SET EXERCISE >> Copy the data that follows exactly. Include no pictures.
* Begin DATASET RECORDS *
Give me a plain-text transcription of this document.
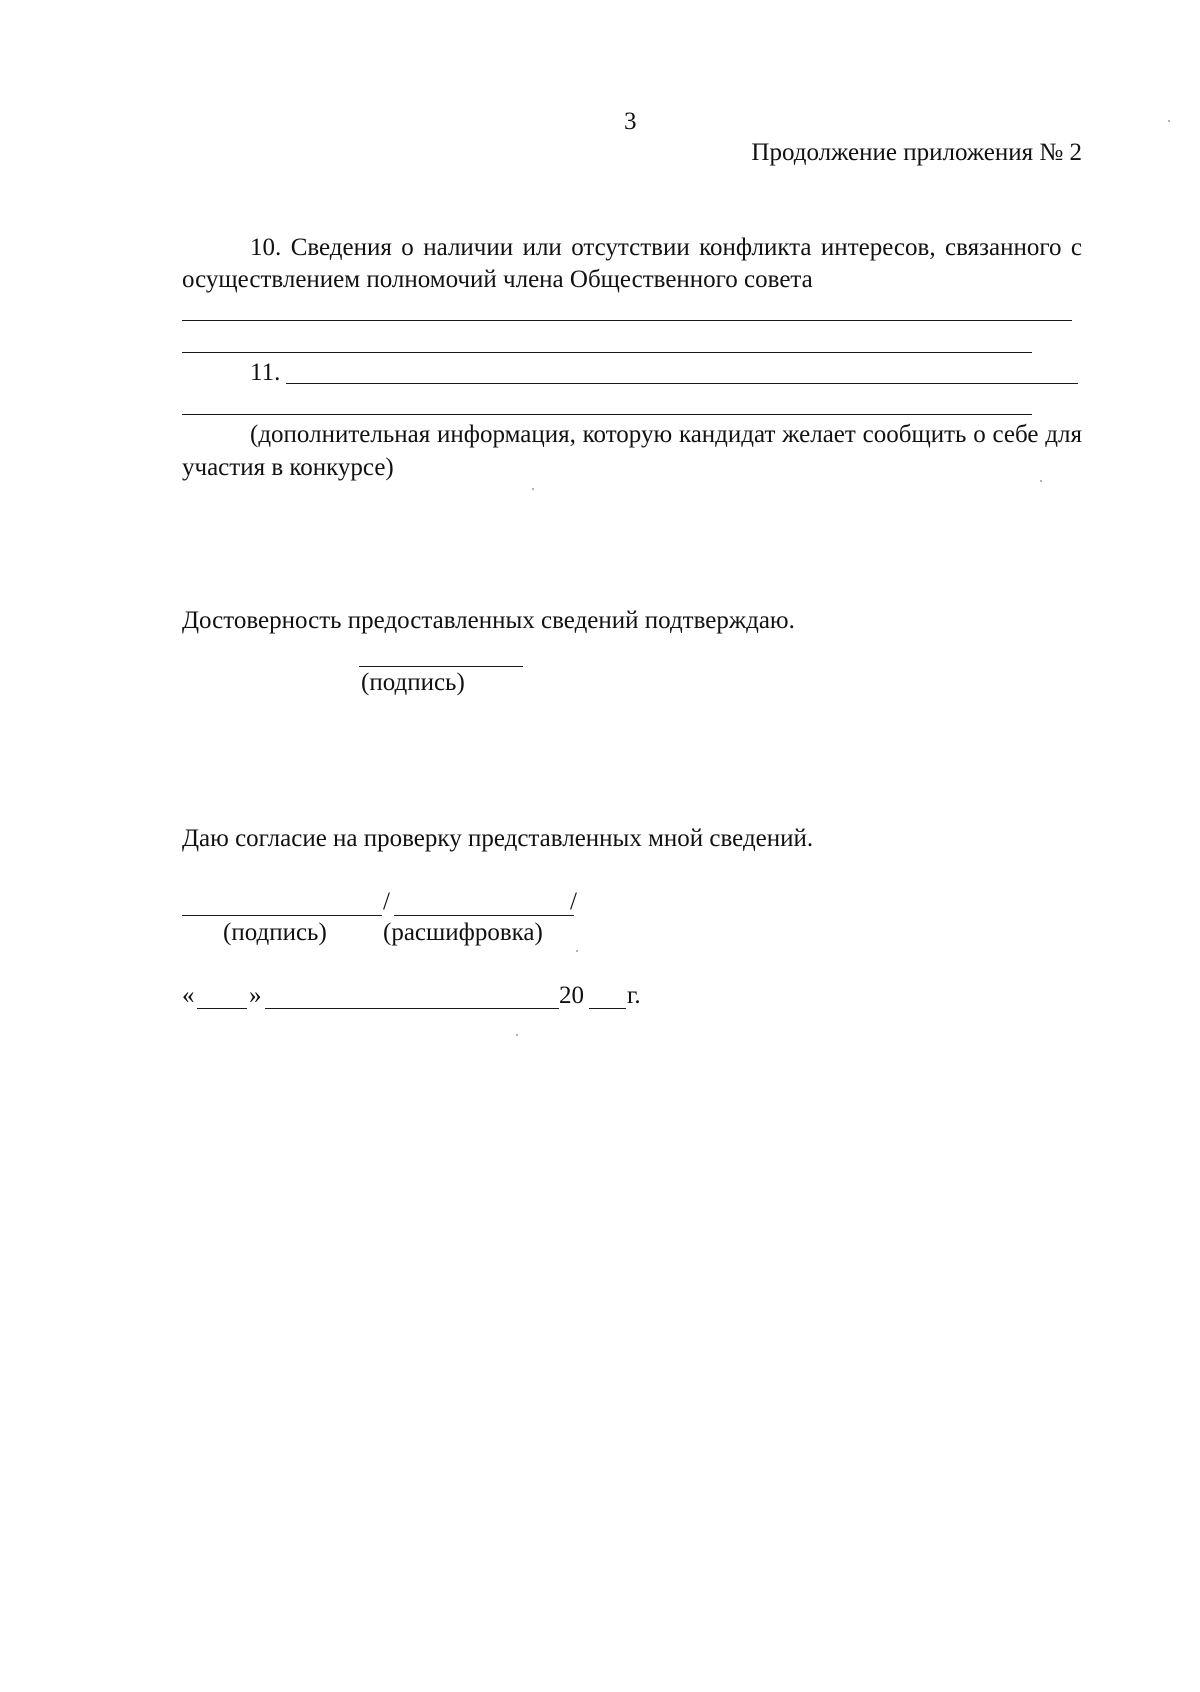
3
Продолжение приложения № 2
10. Сведения о наличии или отсутствии конфликта интересов, связанного с осуществлением полномочий члена Общественного совета
11.
(дополнительная информация, которую кандидат желает сообщить о себе для участия в конкурсе)
Достоверность предоставленных сведений подтверждаю.
(подпись)
Даю согласие на проверку представленных мной сведений.
/	/
(подпись) (расшифровка)
« »	20 г.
* End DATASET RECORDS *
TASK SOLUTION >>
Give me a plain-text transcription of this document.
3
Продолжение приложения № 2
10. Сведения о наличии или отсутствии конфликта интересов, связанного с осуществлением полномочий члена Общественного совета
11.
(дополнительная информация, которую кандидат желает сообщить о себе для участия в конкурсе)
Достоверность предоставленных сведений подтверждаю.
(подпись)
Даю согласие на проверку представленных мной сведений.
/	/
(подпись) (расшифровка)
« »	20 г.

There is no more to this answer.